Your instructions
Quote the records that follow in full, leaving the pictures out.

Records for processing
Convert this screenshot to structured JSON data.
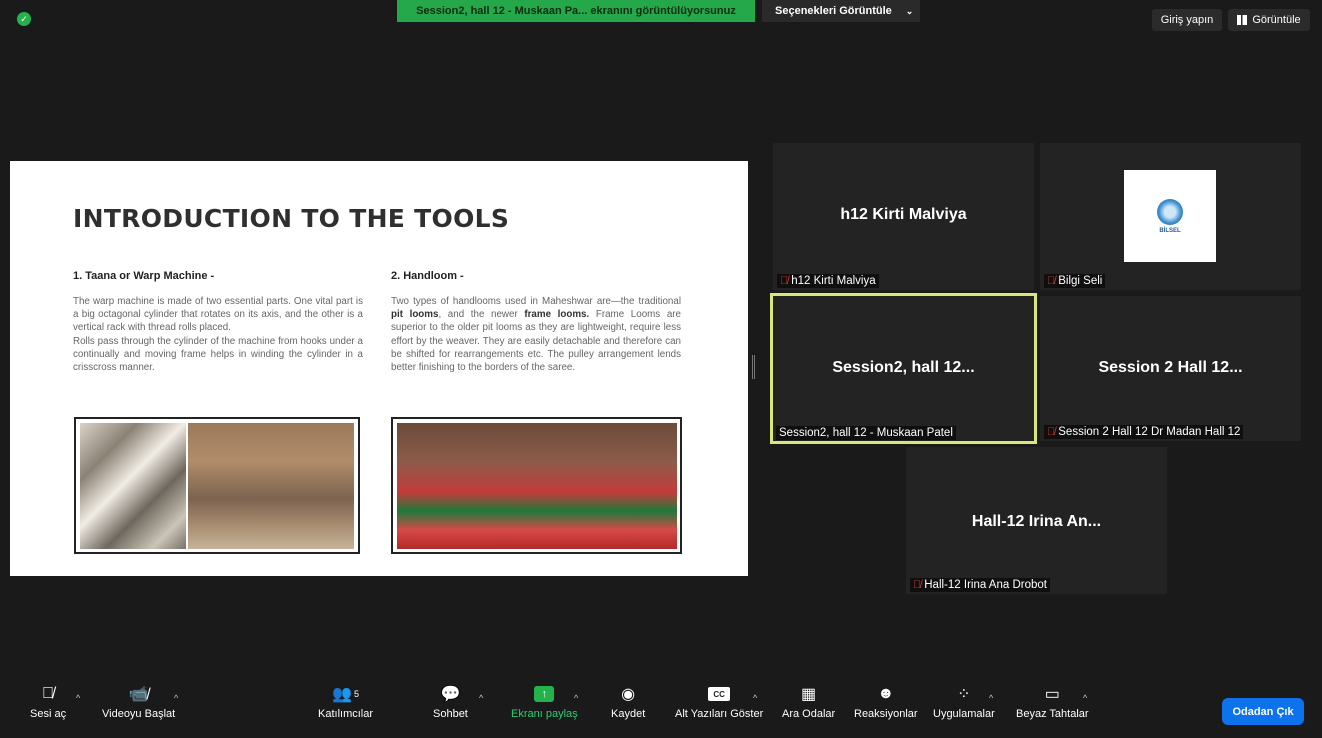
{
  "topbar": {
    "share_banner": "Session2, hall 12 - Muskaan Pa... ekranını görüntülüyorsunuz",
    "view_options": "Seçenekleri Görüntüle",
    "signin": "Giriş yapın",
    "view": "Görüntüle"
  },
  "slide": {
    "title": "INTRODUCTION TO THE TOOLS",
    "col1_heading": "1. Taana or Warp Machine -",
    "col1_text_1": "The warp machine is made of two essential parts. One vital part is a big octagonal cylinder that rotates on its axis, and the other is a vertical rack with thread rolls placed.",
    "col1_text_2": "Rolls pass through the cylinder of the machine from hooks under a continually and moving frame helps in winding the cylinder in a crisscross manner.",
    "col2_heading": "2. Handloom -",
    "col2_text_a": "Two types of handlooms used in Maheshwar are—the traditional ",
    "col2_bold_1": "pit looms",
    "col2_text_b": ", and the newer ",
    "col2_bold_2": "frame looms.",
    "col2_text_c": " Frame Looms are superior to the older pit looms as they are lightweight, require less effort by the weaver. They are easily detachable and therefore can be shifted for rearrangements etc. The pulley arrangement lends better finishing to the borders of the saree."
  },
  "tiles": [
    {
      "center": "h12 Kirti Malviya",
      "name": "h12 Kirti Malviya"
    },
    {
      "center": "",
      "name": "Bilgi Seli"
    },
    {
      "center": "Session2, hall 12...",
      "name": "Session2, hall 12 - Muskaan Patel"
    },
    {
      "center": "Session 2 Hall 12...",
      "name": "Session 2 Hall 12 Dr Madan Hall 12"
    },
    {
      "center": "Hall-12 Irina An...",
      "name": "Hall-12 Irina Ana Drobot"
    }
  ],
  "logo_text": "BİLSEL",
  "toolbar": {
    "audio": "Sesi aç",
    "video": "Videoyu Başlat",
    "participants": "Katılımcılar",
    "participants_count": "5",
    "chat": "Sohbet",
    "share": "Ekranı paylaş",
    "record": "Kaydet",
    "captions": "Alt Yazıları Göster",
    "cc": "CC",
    "breakout": "Ara Odalar",
    "reactions": "Reaksiyonlar",
    "apps": "Uygulamalar",
    "whiteboards": "Beyaz Tahtalar",
    "leave": "Odadan Çık"
  }
}
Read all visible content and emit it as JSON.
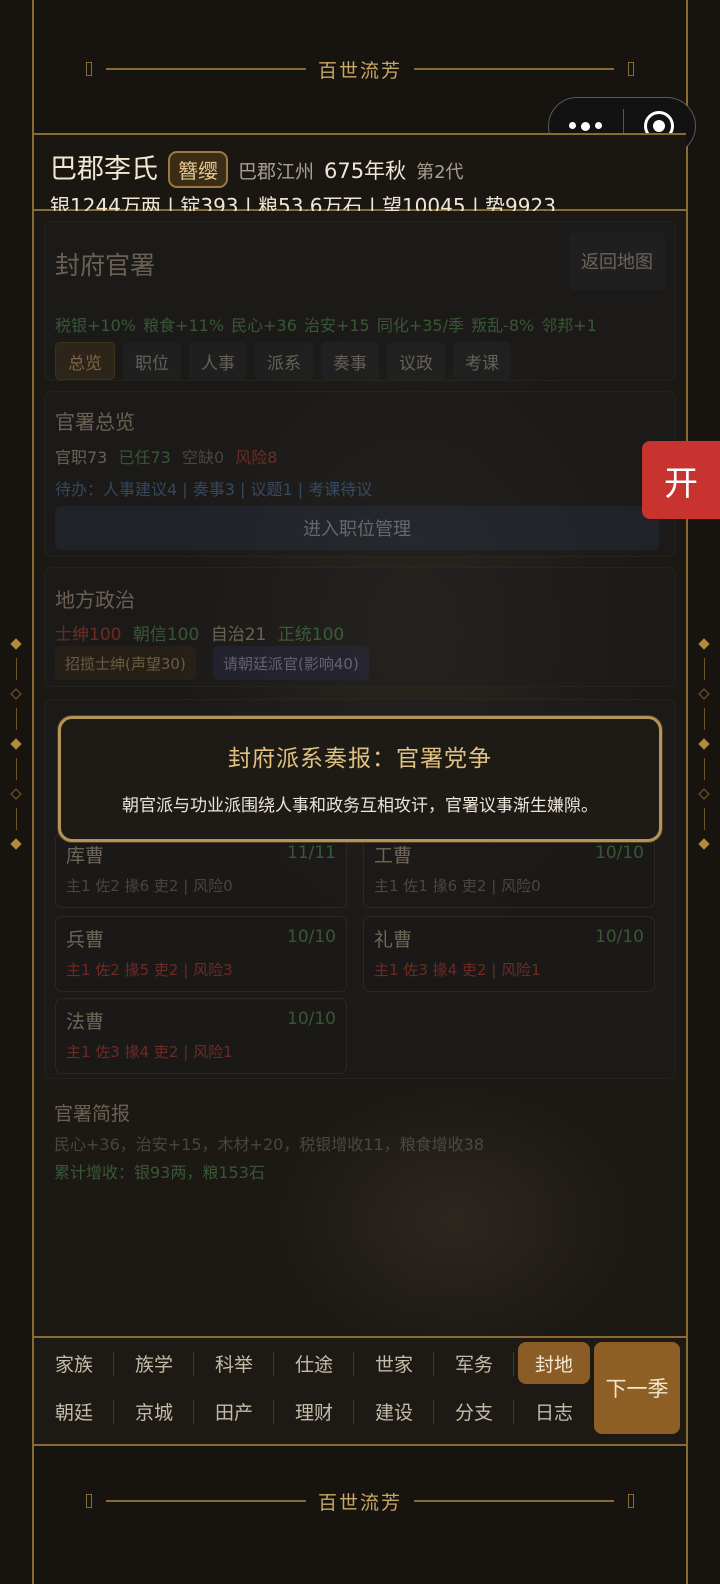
{
  "banner": {
    "title": "百世流芳"
  },
  "header": {
    "clan": "巴郡李氏",
    "rank": "簪缨",
    "province": "巴郡江州",
    "year": "675年秋",
    "generation": "第2代",
    "resources": "银1244万两 | 锭393 | 粮53.6万石 | 望10045 | 势9923"
  },
  "office": {
    "title": "封府官署",
    "back_button": "返回地图",
    "stats": "税银+10% 粮食+11% 民心+36 治安+15 同化+35/季 叛乱-8% 邻邦+1",
    "tabs": [
      "总览",
      "职位",
      "人事",
      "派系",
      "奏事",
      "议政",
      "考课"
    ]
  },
  "overview": {
    "title": "官署总览",
    "officials": "官职73",
    "appointed": "已任73",
    "vacant": "空缺0",
    "risk": "风险8",
    "pending": "待办：人事建议4 | 奏事3 | 议题1 | 考课待议",
    "manage_button": "进入职位管理"
  },
  "local": {
    "title": "地方政治",
    "gentry": "士绅100",
    "court_trust": "朝信100",
    "autonomy": "自治21",
    "legitimacy": "正统100",
    "recruit_button": "招揽士绅(声望30)",
    "request_button": "请朝廷派官(影响40)"
  },
  "departments": [
    {
      "name": "库曹",
      "count": "11/11",
      "staff": "主1 佐2 掾6 吏2 | 风险0",
      "risk": false
    },
    {
      "name": "工曹",
      "count": "10/10",
      "staff": "主1 佐1 掾6 吏2 | 风险0",
      "risk": false
    },
    {
      "name": "兵曹",
      "count": "10/10",
      "staff": "主1 佐2 掾5 吏2 | 风险3",
      "risk": true
    },
    {
      "name": "礼曹",
      "count": "10/10",
      "staff": "主1 佐3 掾4 吏2 | 风险1",
      "risk": true
    },
    {
      "name": "法曹",
      "count": "10/10",
      "staff": "主1 佐3 掾4 吏2 | 风险1",
      "risk": true
    }
  ],
  "brief": {
    "title": "官署简报",
    "line1": "民心+36，治安+15，木材+20，税银增收11，粮食增收38",
    "line2": "累计增收：银93两，粮153石"
  },
  "modal": {
    "title": "封府派系奏报：官署党争",
    "body": "朝官派与功业派围绕人事和政务互相攻讦，官署议事渐生嫌隙。"
  },
  "open_button": "开",
  "nav": {
    "row1": [
      "家族",
      "族学",
      "科举",
      "仕途",
      "世家",
      "军务",
      "封地"
    ],
    "row2": [
      "朝廷",
      "京城",
      "田产",
      "理财",
      "建设",
      "分支",
      "日志"
    ],
    "active": "封地",
    "next_season": "下一季"
  },
  "colors": {
    "gold": "#8a6a33",
    "green": "#4f8a52",
    "red": "#b03a34",
    "active_nav": "#8a5c26"
  }
}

Reply to the task
Convert this screenshot to structured JSON data.
{
  "topbar": {
    "share_banner": "Session2, hall 12 - Muskaan Pa... ekranını görüntülüyorsunuz",
    "view_options": "Seçenekleri Görüntüle",
    "signin": "Giriş yapın",
    "view": "Görüntüle"
  },
  "slide": {
    "title": "INTRODUCTION TO THE TOOLS",
    "col1_heading": "1. Taana or Warp Machine -",
    "col1_text_1": "The warp machine is made of two essential parts. One vital part is a big octagonal cylinder that rotates on its axis, and the other is a vertical rack with thread rolls placed.",
    "col1_text_2": "Rolls pass through the cylinder of the machine from hooks under a continually and moving frame helps in winding the cylinder in a crisscross manner.",
    "col2_heading": "2. Handloom -",
    "col2_text_a": "Two types of handlooms used in Maheshwar are—the traditional ",
    "col2_bold_1": "pit looms",
    "col2_text_b": ", and the newer ",
    "col2_bold_2": "frame looms.",
    "col2_text_c": " Frame Looms are superior to the older pit looms as they are lightweight, require less effort by the weaver. They are easily detachable and therefore can be shifted for rearrangements etc. The pulley arrangement lends better finishing to the borders of the saree."
  },
  "tiles": [
    {
      "center": "h12 Kirti Malviya",
      "name": "h12 Kirti Malviya"
    },
    {
      "center": "",
      "name": "Bilgi Seli"
    },
    {
      "center": "Session2, hall 12...",
      "name": "Session2, hall 12 - Muskaan Patel"
    },
    {
      "center": "Session 2 Hall 12...",
      "name": "Session 2 Hall 12 Dr Madan Hall 12"
    },
    {
      "center": "Hall-12 Irina An...",
      "name": "Hall-12 Irina Ana Drobot"
    }
  ],
  "logo_text": "BİLSEL",
  "toolbar": {
    "audio": "Sesi aç",
    "video": "Videoyu Başlat",
    "participants": "Katılımcılar",
    "participants_count": "5",
    "chat": "Sohbet",
    "share": "Ekranı paylaş",
    "record": "Kaydet",
    "captions": "Alt Yazıları Göster",
    "cc": "CC",
    "breakout": "Ara Odalar",
    "reactions": "Reaksiyonlar",
    "apps": "Uygulamalar",
    "whiteboards": "Beyaz Tahtalar",
    "leave": "Odadan Çık"
  }
}
Read all visible content and emit it as JSON.
{
  "banner": {
    "title": "百世流芳"
  },
  "header": {
    "clan": "巴郡李氏",
    "rank": "簪缨",
    "province": "巴郡江州",
    "year": "675年秋",
    "generation": "第2代",
    "resources": "银1244万两 | 锭393 | 粮53.6万石 | 望10045 | 势9923"
  },
  "office": {
    "title": "封府官署",
    "back_button": "返回地图",
    "stats": "税银+10% 粮食+11% 民心+36 治安+15 同化+35/季 叛乱-8% 邻邦+1",
    "tabs": [
      "总览",
      "职位",
      "人事",
      "派系",
      "奏事",
      "议政",
      "考课"
    ]
  },
  "overview": {
    "title": "官署总览",
    "officials": "官职73",
    "appointed": "已任73",
    "vacant": "空缺0",
    "risk": "风险8",
    "pending": "待办：人事建议4 | 奏事3 | 议题1 | 考课待议",
    "manage_button": "进入职位管理"
  },
  "local": {
    "title": "地方政治",
    "gentry": "士绅100",
    "court_trust": "朝信100",
    "autonomy": "自治21",
    "legitimacy": "正统100",
    "recruit_button": "招揽士绅(声望30)",
    "request_button": "请朝廷派官(影响40)"
  },
  "departments": [
    {
      "name": "库曹",
      "count": "11/11",
      "staff": "主1 佐2 掾6 吏2 | 风险0",
      "risk": false
    },
    {
      "name": "工曹",
      "count": "10/10",
      "staff": "主1 佐1 掾6 吏2 | 风险0",
      "risk": false
    },
    {
      "name": "兵曹",
      "count": "10/10",
      "staff": "主1 佐2 掾5 吏2 | 风险3",
      "risk": true
    },
    {
      "name": "礼曹",
      "count": "10/10",
      "staff": "主1 佐3 掾4 吏2 | 风险1",
      "risk": true
    },
    {
      "name": "法曹",
      "count": "10/10",
      "staff": "主1 佐3 掾4 吏2 | 风险1",
      "risk": true
    }
  ],
  "brief": {
    "title": "官署简报",
    "line1": "民心+36，治安+15，木材+20，税银增收11，粮食增收38",
    "line2": "累计增收：银93两，粮153石"
  },
  "modal": {
    "title": "封府派系奏报：官署党争",
    "body": "朝官派与功业派围绕人事和政务互相攻讦，官署议事渐生嫌隙。"
  },
  "open_button": "开",
  "nav": {
    "row1": [
      "家族",
      "族学",
      "科举",
      "仕途",
      "世家",
      "军务",
      "封地"
    ],
    "row2": [
      "朝廷",
      "京城",
      "田产",
      "理财",
      "建设",
      "分支",
      "日志"
    ],
    "active": "封地",
    "next_season": "下一季"
  },
  "colors": {
    "gold": "#8a6a33",
    "green": "#4f8a52",
    "red": "#b03a34",
    "active_nav": "#8a5c26"
  }
}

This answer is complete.